[PROMPT]
Reproduce all lines of the listing below in which the word "title" occurs.

[SOURCE MATERIAL]
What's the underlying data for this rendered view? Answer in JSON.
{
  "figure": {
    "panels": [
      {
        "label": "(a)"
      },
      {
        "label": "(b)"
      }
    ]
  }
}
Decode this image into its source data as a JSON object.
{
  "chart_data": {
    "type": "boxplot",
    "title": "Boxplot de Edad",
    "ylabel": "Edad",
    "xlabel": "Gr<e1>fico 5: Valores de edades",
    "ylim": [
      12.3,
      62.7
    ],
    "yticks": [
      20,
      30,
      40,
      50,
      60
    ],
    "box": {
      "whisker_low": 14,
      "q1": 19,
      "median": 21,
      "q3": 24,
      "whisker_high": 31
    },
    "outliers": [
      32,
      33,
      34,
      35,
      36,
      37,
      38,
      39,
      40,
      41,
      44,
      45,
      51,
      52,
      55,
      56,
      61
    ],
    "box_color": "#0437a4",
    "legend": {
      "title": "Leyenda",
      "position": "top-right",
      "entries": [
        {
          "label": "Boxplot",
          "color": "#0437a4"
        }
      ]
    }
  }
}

[REPLY]
    "title": "Boxplot de Edad",
      "title": "Leyenda",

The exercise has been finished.